** Direction **
Only a number is wanted: how many lines in the listing contain the word "Meglepő"?

** Supplied records **
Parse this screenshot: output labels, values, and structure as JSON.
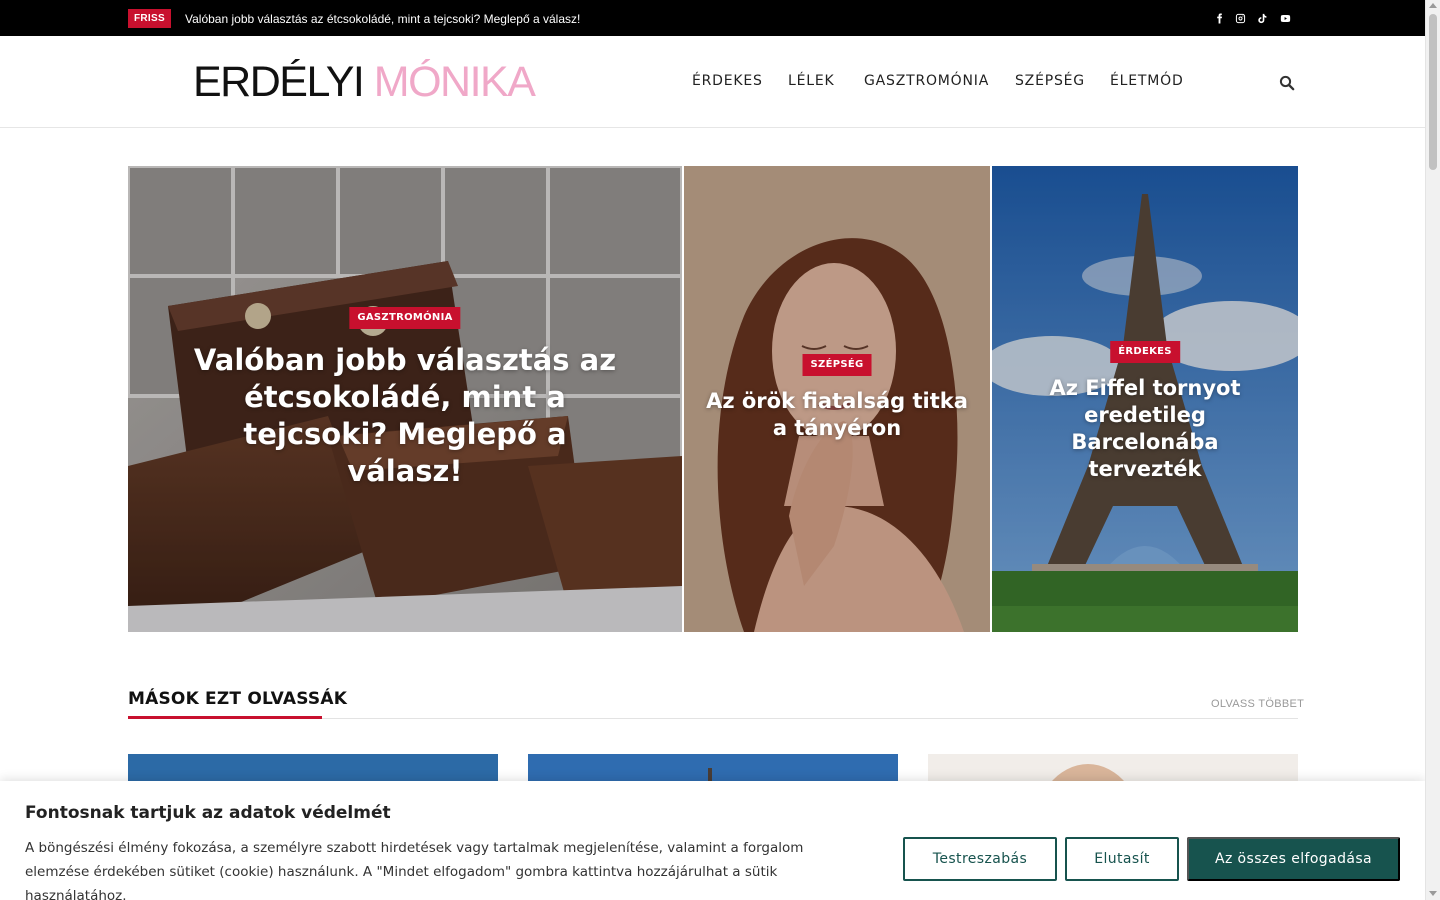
{
  "topbar": {
    "badge": "FRISS",
    "ticker": "Valóban jobb választás az étcsokoládé, mint a tejcsoki? Meglepő a válasz!",
    "social_icons": [
      "facebook-icon",
      "instagram-icon",
      "tiktok-icon",
      "youtube-icon"
    ]
  },
  "header": {
    "logo_part1": "ERDÉLYI",
    "logo_part2": "MÓNIKA",
    "nav": [
      "ÉRDEKES",
      "LÉLEK",
      "GASZTROMÓNIA",
      "SZÉPSÉG",
      "ÉLETMÓD"
    ],
    "search_icon": "search-icon"
  },
  "hero": [
    {
      "category": "GASZTROMÓNIA",
      "title": "Valóban jobb választás az étcsokoládé, mint a tejcsoki? Meglepő a válasz!"
    },
    {
      "category": "SZÉPSÉG",
      "title": "Az örök fiatalság titka a tányéron"
    },
    {
      "category": "ÉRDEKES",
      "title": "Az Eiffel tornyot eredetileg Barcelonába tervezték"
    }
  ],
  "section": {
    "title": "MÁSOK EZT OLVASSÁK",
    "more": "OLVASS TÖBBET"
  },
  "cookie": {
    "title": "Fontosnak tartjuk az adatok védelmét",
    "text": "A böngészési élmény fokozása, a személyre szabott hirdetések vagy tartalmak megjelenítése, valamint a forgalom elemzése érdekében sütiket (cookie) használunk. A \"Mindet elfogadom\" gombra kattintva hozzájárulhat a sütik használatához.",
    "customize": "Testreszabás",
    "reject": "Elutasít",
    "accept": "Az összes elfogadása"
  },
  "colors": {
    "accent_red": "#c8102e",
    "logo_pink": "#f0a8c8",
    "cookie_green": "#17534e"
  }
}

** Full solution **
2